◆ Written request: The entries need to be copied exactly.

** start **

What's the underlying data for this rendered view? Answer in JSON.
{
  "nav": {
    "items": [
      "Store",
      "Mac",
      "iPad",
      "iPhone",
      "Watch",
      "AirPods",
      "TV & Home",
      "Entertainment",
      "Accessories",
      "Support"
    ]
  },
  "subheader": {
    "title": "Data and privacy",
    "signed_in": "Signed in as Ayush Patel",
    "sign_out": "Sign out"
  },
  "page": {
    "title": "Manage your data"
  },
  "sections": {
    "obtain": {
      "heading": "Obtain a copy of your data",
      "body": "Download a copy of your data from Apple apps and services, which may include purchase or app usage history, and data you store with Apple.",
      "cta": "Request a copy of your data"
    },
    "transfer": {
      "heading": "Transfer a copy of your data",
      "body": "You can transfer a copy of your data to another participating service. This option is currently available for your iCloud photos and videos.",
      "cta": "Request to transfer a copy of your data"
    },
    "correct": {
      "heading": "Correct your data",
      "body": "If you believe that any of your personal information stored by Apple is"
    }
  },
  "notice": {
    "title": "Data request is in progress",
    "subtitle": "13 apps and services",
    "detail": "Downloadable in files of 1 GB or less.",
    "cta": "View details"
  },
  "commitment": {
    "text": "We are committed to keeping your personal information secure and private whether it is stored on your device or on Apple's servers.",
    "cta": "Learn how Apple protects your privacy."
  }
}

** end **

◆ In response:
What's the underlying data for this rendered view? Answer in JSON.
{
  "nav": {
    "items": [
      "Store",
      "Mac",
      "iPad",
      "iPhone",
      "Watch",
      "AirPods",
      "TV & Home",
      "Entertainment",
      "Accessories",
      "Support"
    ]
  },
  "subheader": {
    "title": "Data and privacy",
    "signed_in": "Signed in as Ayush Patel",
    "sign_out": "Sign out"
  },
  "page": {
    "title": "Manage your data"
  },
  "sections": {
    "obtain": {
      "heading": "Obtain a copy of your data",
      "body": "Download a copy of your data from Apple apps and services, which may include purchase or app usage history, and data you store with Apple.",
      "cta": "Request a copy of your data"
    },
    "transfer": {
      "heading": "Transfer a copy of your data",
      "body": "You can transfer a copy of your data to another participating service. This option is currently available for your iCloud photos and videos.",
      "cta": "Request to transfer a copy of your data"
    },
    "correct": {
      "heading": "Correct your data",
      "body": "If you believe that any of your personal information stored by Apple is"
    }
  },
  "notice": {
    "title": "Data request is in progress",
    "subtitle": "13 apps and services",
    "detail": "Downloadable in files of 1 GB or less.",
    "cta": "View details"
  },
  "commitment": {
    "text": "We are committed to keeping your personal information secure and private whether it is stored on your device or on Apple's servers.",
    "cta": "Learn how Apple protects your privacy."
  }
}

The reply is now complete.